*Instruction:*
Copy out the stretch from the start of the listing through the line containing "cloud-icon[interactable]: ☁ xyxy=(68,552,92,572)", putting "volume-column" wherever "volume-bar" appears. Keep everything else the same.

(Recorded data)
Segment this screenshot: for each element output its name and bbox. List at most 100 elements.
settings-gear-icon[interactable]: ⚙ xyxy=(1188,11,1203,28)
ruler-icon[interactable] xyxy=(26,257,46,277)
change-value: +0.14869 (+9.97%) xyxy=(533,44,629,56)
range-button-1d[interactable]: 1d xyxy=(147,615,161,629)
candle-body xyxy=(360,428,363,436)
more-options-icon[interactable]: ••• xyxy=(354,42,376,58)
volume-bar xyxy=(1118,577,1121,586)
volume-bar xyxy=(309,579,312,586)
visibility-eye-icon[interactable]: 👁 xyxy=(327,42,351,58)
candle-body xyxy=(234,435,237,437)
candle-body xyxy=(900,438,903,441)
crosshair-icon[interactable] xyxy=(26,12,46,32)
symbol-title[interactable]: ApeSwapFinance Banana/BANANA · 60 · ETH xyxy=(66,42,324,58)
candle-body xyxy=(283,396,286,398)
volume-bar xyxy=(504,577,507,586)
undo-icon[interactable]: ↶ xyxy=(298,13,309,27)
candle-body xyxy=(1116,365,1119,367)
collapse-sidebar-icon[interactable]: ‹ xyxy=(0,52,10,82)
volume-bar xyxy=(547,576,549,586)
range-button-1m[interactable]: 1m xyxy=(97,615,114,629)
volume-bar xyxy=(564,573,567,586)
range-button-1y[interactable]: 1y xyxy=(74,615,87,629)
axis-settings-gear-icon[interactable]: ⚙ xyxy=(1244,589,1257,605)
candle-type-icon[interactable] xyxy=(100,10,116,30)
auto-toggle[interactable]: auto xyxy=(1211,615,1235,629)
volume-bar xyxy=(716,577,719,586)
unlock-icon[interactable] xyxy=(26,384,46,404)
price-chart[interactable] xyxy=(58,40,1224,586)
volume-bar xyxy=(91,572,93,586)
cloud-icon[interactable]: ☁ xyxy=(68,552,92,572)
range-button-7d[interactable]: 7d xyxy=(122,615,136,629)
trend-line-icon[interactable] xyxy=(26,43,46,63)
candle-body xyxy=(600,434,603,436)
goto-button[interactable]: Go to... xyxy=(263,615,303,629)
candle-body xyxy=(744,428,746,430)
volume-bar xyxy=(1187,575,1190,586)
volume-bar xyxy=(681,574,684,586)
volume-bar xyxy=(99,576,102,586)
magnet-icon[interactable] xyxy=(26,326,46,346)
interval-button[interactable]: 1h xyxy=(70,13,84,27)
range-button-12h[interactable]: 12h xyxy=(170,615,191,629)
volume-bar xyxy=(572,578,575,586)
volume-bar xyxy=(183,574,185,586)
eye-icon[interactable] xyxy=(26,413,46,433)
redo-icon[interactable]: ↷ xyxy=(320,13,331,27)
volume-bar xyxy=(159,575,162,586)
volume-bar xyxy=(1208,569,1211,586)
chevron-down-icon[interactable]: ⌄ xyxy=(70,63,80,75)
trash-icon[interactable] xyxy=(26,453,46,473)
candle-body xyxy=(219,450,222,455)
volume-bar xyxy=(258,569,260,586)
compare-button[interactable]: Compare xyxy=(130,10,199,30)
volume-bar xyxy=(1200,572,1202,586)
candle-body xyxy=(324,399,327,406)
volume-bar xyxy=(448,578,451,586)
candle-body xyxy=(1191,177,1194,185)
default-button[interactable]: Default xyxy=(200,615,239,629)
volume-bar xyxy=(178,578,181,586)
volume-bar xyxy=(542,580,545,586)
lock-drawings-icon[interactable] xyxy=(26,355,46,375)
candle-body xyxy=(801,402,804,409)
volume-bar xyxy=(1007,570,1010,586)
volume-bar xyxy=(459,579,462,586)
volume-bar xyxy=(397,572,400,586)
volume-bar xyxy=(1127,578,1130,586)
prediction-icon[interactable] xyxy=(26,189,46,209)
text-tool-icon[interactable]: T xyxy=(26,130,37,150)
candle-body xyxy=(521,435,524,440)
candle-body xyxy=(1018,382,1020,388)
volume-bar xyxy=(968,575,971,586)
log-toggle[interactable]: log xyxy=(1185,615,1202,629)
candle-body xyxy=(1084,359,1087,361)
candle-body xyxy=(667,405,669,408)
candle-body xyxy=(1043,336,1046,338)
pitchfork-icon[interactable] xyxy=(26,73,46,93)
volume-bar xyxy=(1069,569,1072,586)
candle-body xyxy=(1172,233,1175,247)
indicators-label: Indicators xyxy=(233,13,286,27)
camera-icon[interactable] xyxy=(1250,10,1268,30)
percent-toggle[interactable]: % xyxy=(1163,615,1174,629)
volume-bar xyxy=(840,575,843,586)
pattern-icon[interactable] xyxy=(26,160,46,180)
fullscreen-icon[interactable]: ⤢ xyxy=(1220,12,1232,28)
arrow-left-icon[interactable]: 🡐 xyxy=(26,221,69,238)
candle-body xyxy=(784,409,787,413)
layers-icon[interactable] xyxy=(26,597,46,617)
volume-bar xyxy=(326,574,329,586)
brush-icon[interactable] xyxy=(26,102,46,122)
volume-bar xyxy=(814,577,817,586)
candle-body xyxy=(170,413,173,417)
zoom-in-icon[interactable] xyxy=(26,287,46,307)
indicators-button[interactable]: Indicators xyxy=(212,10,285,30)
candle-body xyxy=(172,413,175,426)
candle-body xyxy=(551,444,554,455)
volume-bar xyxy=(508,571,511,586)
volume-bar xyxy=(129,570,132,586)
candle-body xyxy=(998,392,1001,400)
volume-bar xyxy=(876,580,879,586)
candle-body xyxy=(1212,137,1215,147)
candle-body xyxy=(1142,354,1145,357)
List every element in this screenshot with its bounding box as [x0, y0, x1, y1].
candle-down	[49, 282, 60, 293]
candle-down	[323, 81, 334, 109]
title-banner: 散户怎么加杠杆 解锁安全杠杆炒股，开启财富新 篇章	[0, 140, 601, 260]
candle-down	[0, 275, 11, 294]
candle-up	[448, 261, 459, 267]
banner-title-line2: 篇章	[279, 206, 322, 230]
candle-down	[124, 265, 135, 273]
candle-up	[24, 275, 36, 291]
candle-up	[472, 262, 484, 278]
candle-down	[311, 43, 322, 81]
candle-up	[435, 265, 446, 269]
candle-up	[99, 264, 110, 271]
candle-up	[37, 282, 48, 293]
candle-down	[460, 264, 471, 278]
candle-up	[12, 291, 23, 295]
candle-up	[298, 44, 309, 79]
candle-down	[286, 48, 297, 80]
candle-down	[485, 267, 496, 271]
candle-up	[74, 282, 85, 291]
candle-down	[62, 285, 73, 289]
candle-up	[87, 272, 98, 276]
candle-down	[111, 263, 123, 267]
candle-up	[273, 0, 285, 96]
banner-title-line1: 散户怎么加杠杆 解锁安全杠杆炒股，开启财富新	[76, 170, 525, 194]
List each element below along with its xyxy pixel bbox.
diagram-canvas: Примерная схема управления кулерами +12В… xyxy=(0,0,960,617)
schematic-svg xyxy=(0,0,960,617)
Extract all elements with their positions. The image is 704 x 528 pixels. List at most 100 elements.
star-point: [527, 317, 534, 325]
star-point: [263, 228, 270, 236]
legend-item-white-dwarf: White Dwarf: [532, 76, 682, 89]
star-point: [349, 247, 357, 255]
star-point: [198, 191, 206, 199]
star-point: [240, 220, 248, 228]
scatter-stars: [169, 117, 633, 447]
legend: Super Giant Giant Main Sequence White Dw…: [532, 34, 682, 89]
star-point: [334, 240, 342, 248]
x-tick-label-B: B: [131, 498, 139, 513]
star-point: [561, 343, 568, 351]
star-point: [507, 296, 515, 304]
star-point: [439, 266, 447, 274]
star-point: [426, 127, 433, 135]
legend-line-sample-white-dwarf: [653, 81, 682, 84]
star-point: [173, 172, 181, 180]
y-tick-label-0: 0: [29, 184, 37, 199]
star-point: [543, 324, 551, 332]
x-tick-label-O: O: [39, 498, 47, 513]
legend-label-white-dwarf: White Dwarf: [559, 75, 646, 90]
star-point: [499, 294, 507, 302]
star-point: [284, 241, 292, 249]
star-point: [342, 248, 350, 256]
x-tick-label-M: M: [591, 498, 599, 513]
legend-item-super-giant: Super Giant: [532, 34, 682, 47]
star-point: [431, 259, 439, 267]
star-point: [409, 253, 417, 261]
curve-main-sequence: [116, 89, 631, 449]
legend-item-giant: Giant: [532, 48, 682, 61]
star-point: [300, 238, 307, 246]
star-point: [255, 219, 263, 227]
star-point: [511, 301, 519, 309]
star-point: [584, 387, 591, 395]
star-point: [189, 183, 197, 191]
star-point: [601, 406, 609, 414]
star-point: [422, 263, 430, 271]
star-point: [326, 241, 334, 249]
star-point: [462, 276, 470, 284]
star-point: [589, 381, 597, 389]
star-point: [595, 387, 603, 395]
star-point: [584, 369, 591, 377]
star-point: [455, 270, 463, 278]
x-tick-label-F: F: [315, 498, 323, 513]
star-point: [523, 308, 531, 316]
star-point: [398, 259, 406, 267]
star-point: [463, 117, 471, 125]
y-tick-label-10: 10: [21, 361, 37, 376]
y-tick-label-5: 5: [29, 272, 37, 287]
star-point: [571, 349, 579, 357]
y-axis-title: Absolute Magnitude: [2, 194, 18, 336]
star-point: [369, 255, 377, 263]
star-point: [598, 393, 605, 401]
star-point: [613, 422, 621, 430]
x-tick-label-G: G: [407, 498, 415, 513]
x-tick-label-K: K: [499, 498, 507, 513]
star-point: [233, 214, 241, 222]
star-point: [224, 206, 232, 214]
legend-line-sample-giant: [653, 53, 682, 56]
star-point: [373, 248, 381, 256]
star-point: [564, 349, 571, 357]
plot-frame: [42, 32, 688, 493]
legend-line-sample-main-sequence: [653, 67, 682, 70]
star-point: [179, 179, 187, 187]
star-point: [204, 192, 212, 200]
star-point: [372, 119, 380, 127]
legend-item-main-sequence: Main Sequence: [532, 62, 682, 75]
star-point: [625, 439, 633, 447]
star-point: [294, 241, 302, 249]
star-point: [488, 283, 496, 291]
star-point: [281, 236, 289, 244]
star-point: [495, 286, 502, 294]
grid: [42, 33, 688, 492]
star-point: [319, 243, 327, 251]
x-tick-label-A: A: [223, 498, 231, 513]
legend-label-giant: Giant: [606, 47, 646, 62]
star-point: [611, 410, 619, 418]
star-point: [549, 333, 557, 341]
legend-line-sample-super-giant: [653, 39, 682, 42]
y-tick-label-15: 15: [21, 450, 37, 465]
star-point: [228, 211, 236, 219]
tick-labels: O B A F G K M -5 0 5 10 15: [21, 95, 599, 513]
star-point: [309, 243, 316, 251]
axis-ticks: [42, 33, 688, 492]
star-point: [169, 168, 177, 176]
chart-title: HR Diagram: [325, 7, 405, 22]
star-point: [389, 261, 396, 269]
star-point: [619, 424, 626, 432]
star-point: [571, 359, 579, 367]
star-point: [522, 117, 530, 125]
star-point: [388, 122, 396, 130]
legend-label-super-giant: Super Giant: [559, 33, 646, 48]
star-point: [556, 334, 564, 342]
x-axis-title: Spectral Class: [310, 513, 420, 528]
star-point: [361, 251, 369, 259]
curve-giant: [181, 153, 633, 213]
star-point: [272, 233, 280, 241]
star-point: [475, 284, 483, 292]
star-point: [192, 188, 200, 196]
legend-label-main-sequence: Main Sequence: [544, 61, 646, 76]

*The answer:*
Segment this screenshot: for each element output its name and bbox. List at most 100 elements.
settings-gear-icon[interactable]: ⚙ xyxy=(1188,11,1203,28)
ruler-icon[interactable] xyxy=(26,257,46,277)
change-value: +0.14869 (+9.97%) xyxy=(533,44,629,56)
range-button-1d[interactable]: 1d xyxy=(147,615,161,629)
candle-body xyxy=(360,428,363,436)
more-options-icon[interactable]: ••• xyxy=(354,42,376,58)
volume-column xyxy=(1118,577,1121,586)
volume-column xyxy=(309,579,312,586)
visibility-eye-icon[interactable]: 👁 xyxy=(327,42,351,58)
candle-body xyxy=(234,435,237,437)
candle-body xyxy=(900,438,903,441)
crosshair-icon[interactable] xyxy=(26,12,46,32)
symbol-title[interactable]: ApeSwapFinance Banana/BANANA · 60 · ETH xyxy=(66,42,324,58)
candle-body xyxy=(283,396,286,398)
volume-column xyxy=(504,577,507,586)
undo-icon[interactable]: ↶ xyxy=(298,13,309,27)
candle-body xyxy=(1116,365,1119,367)
collapse-sidebar-icon[interactable]: ‹ xyxy=(0,52,10,82)
volume-column xyxy=(547,576,549,586)
range-button-1m[interactable]: 1m xyxy=(97,615,114,629)
volume-column xyxy=(564,573,567,586)
range-button-1y[interactable]: 1y xyxy=(74,615,87,629)
axis-settings-gear-icon[interactable]: ⚙ xyxy=(1244,589,1257,605)
candle-type-icon[interactable] xyxy=(100,10,116,30)
auto-toggle[interactable]: auto xyxy=(1211,615,1235,629)
volume-column xyxy=(716,577,719,586)
unlock-icon[interactable] xyxy=(26,384,46,404)
price-chart[interactable] xyxy=(58,40,1224,586)
volume-column xyxy=(91,572,93,586)
cloud-icon[interactable]: ☁ xyxy=(68,552,92,572)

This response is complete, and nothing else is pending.